Required task:
Reproduce the records below verbatim, from their first line through the line that contains "y-axis-label: ArcOC Snow", inclusive.

Extracted records:

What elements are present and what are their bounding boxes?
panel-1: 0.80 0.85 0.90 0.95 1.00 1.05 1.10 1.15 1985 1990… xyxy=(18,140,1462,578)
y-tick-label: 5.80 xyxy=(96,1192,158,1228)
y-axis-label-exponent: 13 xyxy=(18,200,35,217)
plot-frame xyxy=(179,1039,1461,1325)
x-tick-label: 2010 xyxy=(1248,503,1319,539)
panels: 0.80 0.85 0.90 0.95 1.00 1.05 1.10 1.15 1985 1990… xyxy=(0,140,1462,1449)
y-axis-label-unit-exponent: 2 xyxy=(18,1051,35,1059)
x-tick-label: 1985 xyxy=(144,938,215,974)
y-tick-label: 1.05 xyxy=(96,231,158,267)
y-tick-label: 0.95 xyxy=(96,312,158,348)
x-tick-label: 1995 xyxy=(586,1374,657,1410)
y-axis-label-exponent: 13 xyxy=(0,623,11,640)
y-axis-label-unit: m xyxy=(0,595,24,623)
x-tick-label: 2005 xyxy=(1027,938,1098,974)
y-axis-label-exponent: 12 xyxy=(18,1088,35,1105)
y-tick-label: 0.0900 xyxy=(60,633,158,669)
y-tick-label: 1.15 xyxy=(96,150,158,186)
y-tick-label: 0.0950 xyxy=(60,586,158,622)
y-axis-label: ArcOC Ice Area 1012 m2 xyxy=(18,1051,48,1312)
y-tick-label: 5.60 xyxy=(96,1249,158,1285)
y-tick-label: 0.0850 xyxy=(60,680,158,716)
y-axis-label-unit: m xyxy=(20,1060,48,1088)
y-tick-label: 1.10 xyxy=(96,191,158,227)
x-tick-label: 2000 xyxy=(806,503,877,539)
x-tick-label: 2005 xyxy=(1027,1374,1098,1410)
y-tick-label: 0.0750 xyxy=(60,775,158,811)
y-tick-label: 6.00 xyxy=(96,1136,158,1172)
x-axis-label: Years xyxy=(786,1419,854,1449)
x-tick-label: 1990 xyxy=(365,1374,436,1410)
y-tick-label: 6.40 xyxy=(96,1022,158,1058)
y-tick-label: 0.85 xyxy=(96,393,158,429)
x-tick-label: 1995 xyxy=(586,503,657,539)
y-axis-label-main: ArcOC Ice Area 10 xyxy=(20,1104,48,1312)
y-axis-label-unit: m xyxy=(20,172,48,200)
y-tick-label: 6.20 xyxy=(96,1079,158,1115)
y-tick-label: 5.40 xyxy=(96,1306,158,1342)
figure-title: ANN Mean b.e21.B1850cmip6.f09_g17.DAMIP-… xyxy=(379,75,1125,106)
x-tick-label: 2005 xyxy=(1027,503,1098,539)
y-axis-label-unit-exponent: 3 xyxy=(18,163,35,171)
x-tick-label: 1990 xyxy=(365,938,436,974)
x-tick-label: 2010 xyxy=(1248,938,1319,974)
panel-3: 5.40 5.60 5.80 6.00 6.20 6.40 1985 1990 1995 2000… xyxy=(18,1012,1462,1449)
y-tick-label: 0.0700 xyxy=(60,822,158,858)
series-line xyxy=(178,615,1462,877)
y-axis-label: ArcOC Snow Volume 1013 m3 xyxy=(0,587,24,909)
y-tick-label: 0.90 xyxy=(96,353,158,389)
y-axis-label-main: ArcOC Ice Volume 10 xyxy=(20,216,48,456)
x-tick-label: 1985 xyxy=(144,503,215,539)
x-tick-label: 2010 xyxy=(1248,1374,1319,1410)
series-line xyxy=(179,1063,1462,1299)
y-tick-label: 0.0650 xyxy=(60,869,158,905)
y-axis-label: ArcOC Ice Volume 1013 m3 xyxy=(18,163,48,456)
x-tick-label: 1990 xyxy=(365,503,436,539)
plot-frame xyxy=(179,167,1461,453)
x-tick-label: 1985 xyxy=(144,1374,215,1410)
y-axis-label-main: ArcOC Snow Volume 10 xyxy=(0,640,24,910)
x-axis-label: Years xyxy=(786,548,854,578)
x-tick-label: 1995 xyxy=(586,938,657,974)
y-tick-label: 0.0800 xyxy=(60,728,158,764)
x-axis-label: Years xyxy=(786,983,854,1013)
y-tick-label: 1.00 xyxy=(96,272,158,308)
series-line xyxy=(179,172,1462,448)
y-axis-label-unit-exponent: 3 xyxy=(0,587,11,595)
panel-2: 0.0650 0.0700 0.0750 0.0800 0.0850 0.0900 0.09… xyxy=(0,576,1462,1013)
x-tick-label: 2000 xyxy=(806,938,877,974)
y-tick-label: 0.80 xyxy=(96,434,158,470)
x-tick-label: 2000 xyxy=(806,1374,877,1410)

Solution to this exercise:
What elements are present and what are their bounding boxes?
panel-1: 0.80 0.85 0.90 0.95 1.00 1.05 1.10 1.15 1985 1990… xyxy=(18,140,1462,578)
y-tick-label: 5.80 xyxy=(96,1192,158,1228)
y-axis-label-exponent: 13 xyxy=(18,200,35,217)
plot-frame xyxy=(179,1039,1461,1325)
x-tick-label: 2010 xyxy=(1248,503,1319,539)
panels: 0.80 0.85 0.90 0.95 1.00 1.05 1.10 1.15 1985 1990… xyxy=(0,140,1462,1449)
y-axis-label-unit-exponent: 2 xyxy=(18,1051,35,1059)
x-tick-label: 1985 xyxy=(144,938,215,974)
y-tick-label: 1.05 xyxy=(96,231,158,267)
y-tick-label: 0.95 xyxy=(96,312,158,348)
x-tick-label: 1995 xyxy=(586,1374,657,1410)
y-axis-label-exponent: 13 xyxy=(0,623,11,640)
y-axis-label-unit: m xyxy=(0,595,24,623)
x-tick-label: 2005 xyxy=(1027,938,1098,974)
y-axis-label-exponent: 12 xyxy=(18,1088,35,1105)
y-tick-label: 0.0900 xyxy=(60,633,158,669)
y-tick-label: 1.15 xyxy=(96,150,158,186)
y-tick-label: 0.0950 xyxy=(60,586,158,622)
y-axis-label: ArcOC Ice Area 1012 m2 xyxy=(18,1051,48,1312)
y-tick-label: 5.60 xyxy=(96,1249,158,1285)
y-tick-label: 0.0850 xyxy=(60,680,158,716)
y-axis-label-unit: m xyxy=(20,1060,48,1088)
y-tick-label: 1.10 xyxy=(96,191,158,227)
x-tick-label: 2000 xyxy=(806,503,877,539)
x-tick-label: 2005 xyxy=(1027,1374,1098,1410)
y-tick-label: 0.0750 xyxy=(60,775,158,811)
y-tick-label: 6.00 xyxy=(96,1136,158,1172)
x-axis-label: Years xyxy=(786,1419,854,1449)
x-tick-label: 1990 xyxy=(365,1374,436,1410)
y-tick-label: 6.40 xyxy=(96,1022,158,1058)
y-tick-label: 0.85 xyxy=(96,393,158,429)
x-tick-label: 1995 xyxy=(586,503,657,539)
y-axis-label-main: ArcOC Ice Area 10 xyxy=(20,1104,48,1312)
y-axis-label-unit: m xyxy=(20,172,48,200)
y-tick-label: 6.20 xyxy=(96,1079,158,1115)
y-tick-label: 5.40 xyxy=(96,1306,158,1342)
figure-title: ANN Mean b.e21.B1850cmip6.f09_g17.DAMIP-… xyxy=(379,75,1125,106)
x-tick-label: 2005 xyxy=(1027,503,1098,539)
y-axis-label-unit-exponent: 3 xyxy=(18,163,35,171)
x-tick-label: 1990 xyxy=(365,938,436,974)
x-tick-label: 2010 xyxy=(1248,938,1319,974)
panel-3: 5.40 5.60 5.80 6.00 6.20 6.40 1985 1990 1995 2000… xyxy=(18,1012,1462,1449)
y-tick-label: 0.0700 xyxy=(60,822,158,858)
series-line xyxy=(178,615,1462,877)
y-axis-label: ArcOC Snow Volume 1013 m3 xyxy=(0,587,24,909)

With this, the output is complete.